Some records:
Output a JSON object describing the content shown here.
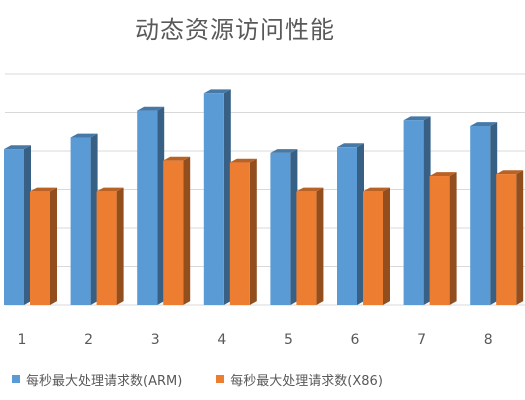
{
  "chart_data": {
    "type": "bar",
    "title": "动态资源访问性能",
    "categories": [
      "1",
      "2",
      "3",
      "4",
      "5",
      "6",
      "7",
      "8"
    ],
    "series": [
      {
        "name": "每秒最大处理请求数(ARM)",
        "values": [
          4.05,
          4.35,
          5.05,
          5.5,
          3.95,
          4.1,
          4.8,
          4.65
        ]
      },
      {
        "name": "每秒最大处理请求数(X86)",
        "values": [
          2.95,
          2.95,
          3.75,
          3.7,
          2.95,
          2.95,
          3.35,
          3.4
        ]
      }
    ],
    "ylim": [
      0,
      7
    ],
    "grid": true,
    "legend": "bottom",
    "colors": [
      "#5B9BD5",
      "#ED7D31"
    ]
  }
}
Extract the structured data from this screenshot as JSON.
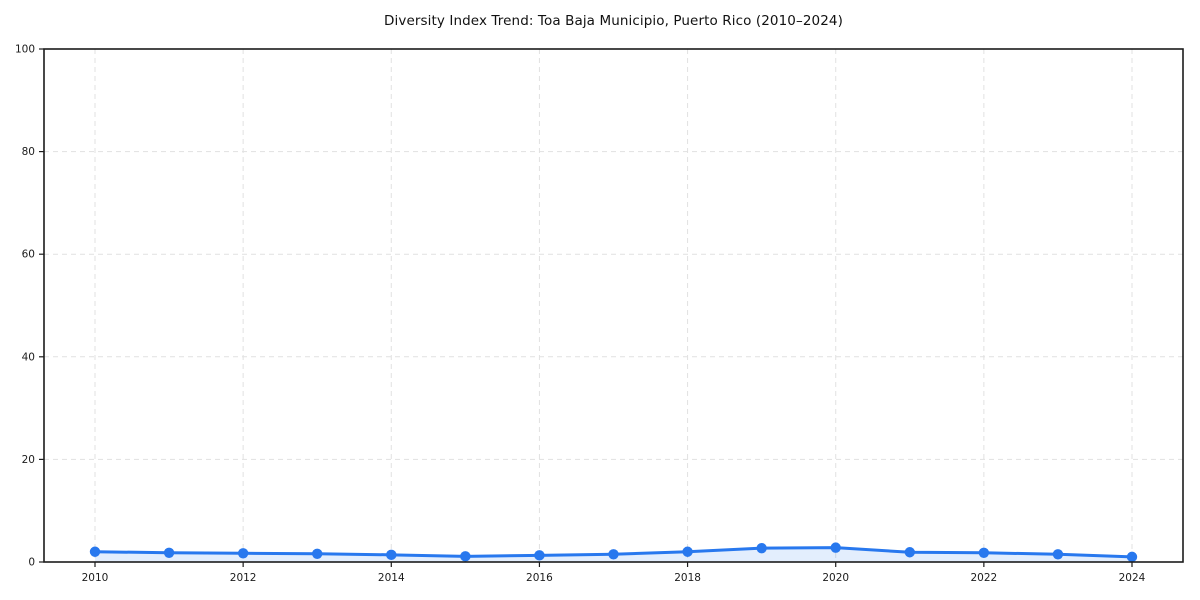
{
  "chart_data": {
    "type": "line",
    "title": "Diversity Index Trend: Toa Baja Municipio, Puerto Rico (2010–2024)",
    "xlabel": "",
    "ylabel": "",
    "x": [
      2010,
      2011,
      2012,
      2013,
      2014,
      2015,
      2016,
      2017,
      2018,
      2019,
      2020,
      2021,
      2022,
      2023,
      2024
    ],
    "values": [
      2.0,
      1.8,
      1.7,
      1.6,
      1.4,
      1.1,
      1.3,
      1.5,
      2.0,
      2.7,
      2.8,
      1.9,
      1.8,
      1.5,
      1.0
    ],
    "ylim": [
      0,
      100
    ],
    "yticks": [
      0,
      20,
      40,
      60,
      80,
      100
    ],
    "xticks": [
      2010,
      2012,
      2014,
      2016,
      2018,
      2020,
      2022,
      2024
    ],
    "grid": "dashed",
    "legend": "none",
    "style": {
      "line_color": "#2878ee",
      "marker_color": "#2878ee",
      "fill_opacity": 0.13,
      "grid_color": "#e1e1e1",
      "axis_color": "#1c1c1c",
      "text_color": "#1c1c1c",
      "background": "#ffffff"
    }
  }
}
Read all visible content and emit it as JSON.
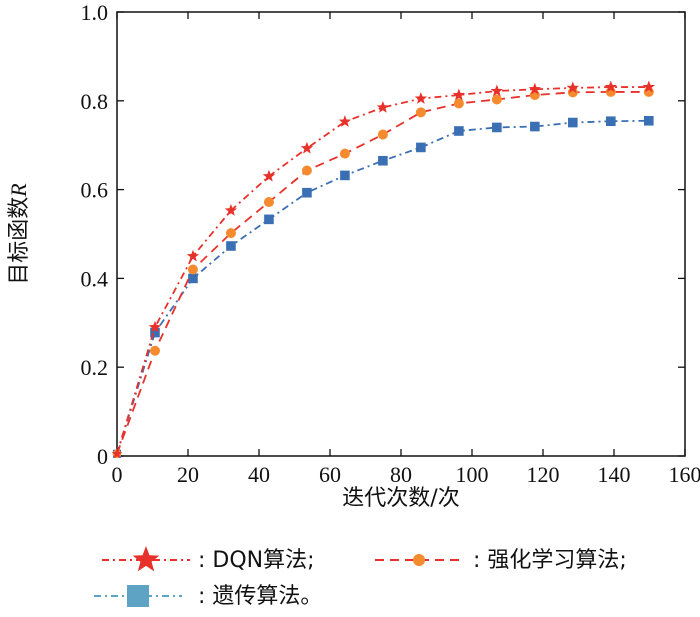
{
  "chart_data": {
    "type": "line",
    "xlabel": "迭代次数/次",
    "ylabel_main": "目标函数",
    "ylabel_var": "R",
    "xlim": [
      0,
      160
    ],
    "ylim": [
      0,
      1.0
    ],
    "x_ticks": [
      0,
      20,
      40,
      60,
      80,
      100,
      120,
      140,
      160
    ],
    "y_ticks": [
      0,
      0.2,
      0.4,
      0.6,
      0.8,
      1.0
    ],
    "x_tick_labels": [
      "0",
      "20",
      "40",
      "60",
      "80",
      "100",
      "120",
      "140",
      "160"
    ],
    "y_tick_labels": [
      "0",
      "0.2",
      "0.4",
      "0.6",
      "0.8",
      "1.0"
    ],
    "grid": false,
    "legend_position": "bottom",
    "series": [
      {
        "name": "DQN算法",
        "color": "#e8312a",
        "marker": "star",
        "dash": "dashdot",
        "x": [
          0,
          10.7,
          21.4,
          32.1,
          42.8,
          53.5,
          64.2,
          74.9,
          85.6,
          96.3,
          107,
          117.7,
          128.4,
          139.1,
          149.8
        ],
        "y": [
          0.005,
          0.29,
          0.45,
          0.553,
          0.63,
          0.693,
          0.753,
          0.785,
          0.805,
          0.813,
          0.822,
          0.826,
          0.829,
          0.831,
          0.831
        ]
      },
      {
        "name": "强化学习算法",
        "color": "#f58a2e",
        "line_color": "#e8312a",
        "marker": "circle",
        "dash": "dash",
        "x": [
          0,
          10.7,
          21.4,
          32.1,
          42.8,
          53.5,
          64.2,
          74.9,
          85.6,
          96.3,
          107,
          117.7,
          128.4,
          139.1,
          149.8
        ],
        "y": [
          0.005,
          0.237,
          0.42,
          0.502,
          0.572,
          0.643,
          0.681,
          0.724,
          0.774,
          0.794,
          0.803,
          0.813,
          0.819,
          0.82,
          0.82
        ]
      },
      {
        "name": "遗传算法",
        "color": "#3b6fb3",
        "legend_color": "#5fa3c4",
        "marker": "square",
        "dash": "dashdot",
        "x": [
          0,
          10.7,
          21.4,
          32.1,
          42.8,
          53.5,
          64.2,
          74.9,
          85.6,
          96.3,
          107,
          117.7,
          128.4,
          139.1,
          149.8
        ],
        "y": [
          0.005,
          0.278,
          0.4,
          0.473,
          0.533,
          0.593,
          0.632,
          0.665,
          0.695,
          0.732,
          0.74,
          0.742,
          0.751,
          0.754,
          0.755
        ]
      }
    ]
  },
  "legend": {
    "items": [
      {
        "prefix": ": ",
        "label": "DQN算法;"
      },
      {
        "prefix": ": ",
        "label": "强化学习算法;"
      },
      {
        "prefix": ": ",
        "label": "遗传算法。"
      }
    ]
  }
}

→ DO THIS: Repeat the listing in full and exactly. Leave any pictures out.

→ CORRECT RESPONSE:
Output a JSON object describing the content shown here.
{
  "chart_data": {
    "type": "bar",
    "title": "动态资源访问性能",
    "categories": [
      "1",
      "2",
      "3",
      "4",
      "5",
      "6",
      "7",
      "8"
    ],
    "series": [
      {
        "name": "每秒最大处理请求数(ARM)",
        "values": [
          4.05,
          4.35,
          5.05,
          5.5,
          3.95,
          4.1,
          4.8,
          4.65
        ]
      },
      {
        "name": "每秒最大处理请求数(X86)",
        "values": [
          2.95,
          2.95,
          3.75,
          3.7,
          2.95,
          2.95,
          3.35,
          3.4
        ]
      }
    ],
    "ylim": [
      0,
      7
    ],
    "grid": true,
    "legend": "bottom",
    "colors": [
      "#5B9BD5",
      "#ED7D31"
    ]
  }
}
Extract the structured data from this screenshot as JSON.
{
  "chart_data": {
    "type": "line",
    "title": "Diversity Index Trend: Toa Baja Municipio, Puerto Rico (2010–2024)",
    "xlabel": "",
    "ylabel": "",
    "x": [
      2010,
      2011,
      2012,
      2013,
      2014,
      2015,
      2016,
      2017,
      2018,
      2019,
      2020,
      2021,
      2022,
      2023,
      2024
    ],
    "values": [
      2.0,
      1.8,
      1.7,
      1.6,
      1.4,
      1.1,
      1.3,
      1.5,
      2.0,
      2.7,
      2.8,
      1.9,
      1.8,
      1.5,
      1.0
    ],
    "ylim": [
      0,
      100
    ],
    "yticks": [
      0,
      20,
      40,
      60,
      80,
      100
    ],
    "xticks": [
      2010,
      2012,
      2014,
      2016,
      2018,
      2020,
      2022,
      2024
    ],
    "grid": "dashed",
    "legend": "none",
    "style": {
      "line_color": "#2878ee",
      "marker_color": "#2878ee",
      "fill_opacity": 0.13,
      "grid_color": "#e1e1e1",
      "axis_color": "#1c1c1c",
      "text_color": "#1c1c1c",
      "background": "#ffffff"
    }
  }
}
Read all visible content and emit it as JSON.
{
  "chart_data": {
    "type": "line",
    "xlabel": "迭代次数/次",
    "ylabel_main": "目标函数",
    "ylabel_var": "R",
    "xlim": [
      0,
      160
    ],
    "ylim": [
      0,
      1.0
    ],
    "x_ticks": [
      0,
      20,
      40,
      60,
      80,
      100,
      120,
      140,
      160
    ],
    "y_ticks": [
      0,
      0.2,
      0.4,
      0.6,
      0.8,
      1.0
    ],
    "x_tick_labels": [
      "0",
      "20",
      "40",
      "60",
      "80",
      "100",
      "120",
      "140",
      "160"
    ],
    "y_tick_labels": [
      "0",
      "0.2",
      "0.4",
      "0.6",
      "0.8",
      "1.0"
    ],
    "grid": false,
    "legend_position": "bottom",
    "series": [
      {
        "name": "DQN算法",
        "color": "#e8312a",
        "marker": "star",
        "dash": "dashdot",
        "x": [
          0,
          10.7,
          21.4,
          32.1,
          42.8,
          53.5,
          64.2,
          74.9,
          85.6,
          96.3,
          107,
          117.7,
          128.4,
          139.1,
          149.8
        ],
        "y": [
          0.005,
          0.29,
          0.45,
          0.553,
          0.63,
          0.693,
          0.753,
          0.785,
          0.805,
          0.813,
          0.822,
          0.826,
          0.829,
          0.831,
          0.831
        ]
      },
      {
        "name": "强化学习算法",
        "color": "#f58a2e",
        "line_color": "#e8312a",
        "marker": "circle",
        "dash": "dash",
        "x": [
          0,
          10.7,
          21.4,
          32.1,
          42.8,
          53.5,
          64.2,
          74.9,
          85.6,
          96.3,
          107,
          117.7,
          128.4,
          139.1,
          149.8
        ],
        "y": [
          0.005,
          0.237,
          0.42,
          0.502,
          0.572,
          0.643,
          0.681,
          0.724,
          0.774,
          0.794,
          0.803,
          0.813,
          0.819,
          0.82,
          0.82
        ]
      },
      {
        "name": "遗传算法",
        "color": "#3b6fb3",
        "legend_color": "#5fa3c4",
        "marker": "square",
        "dash": "dashdot",
        "x": [
          0,
          10.7,
          21.4,
          32.1,
          42.8,
          53.5,
          64.2,
          74.9,
          85.6,
          96.3,
          107,
          117.7,
          128.4,
          139.1,
          149.8
        ],
        "y": [
          0.005,
          0.278,
          0.4,
          0.473,
          0.533,
          0.593,
          0.632,
          0.665,
          0.695,
          0.732,
          0.74,
          0.742,
          0.751,
          0.754,
          0.755
        ]
      }
    ]
  },
  "legend": {
    "items": [
      {
        "prefix": ": ",
        "label": "DQN算法;"
      },
      {
        "prefix": ": ",
        "label": "强化学习算法;"
      },
      {
        "prefix": ": ",
        "label": "遗传算法。"
      }
    ]
  }
}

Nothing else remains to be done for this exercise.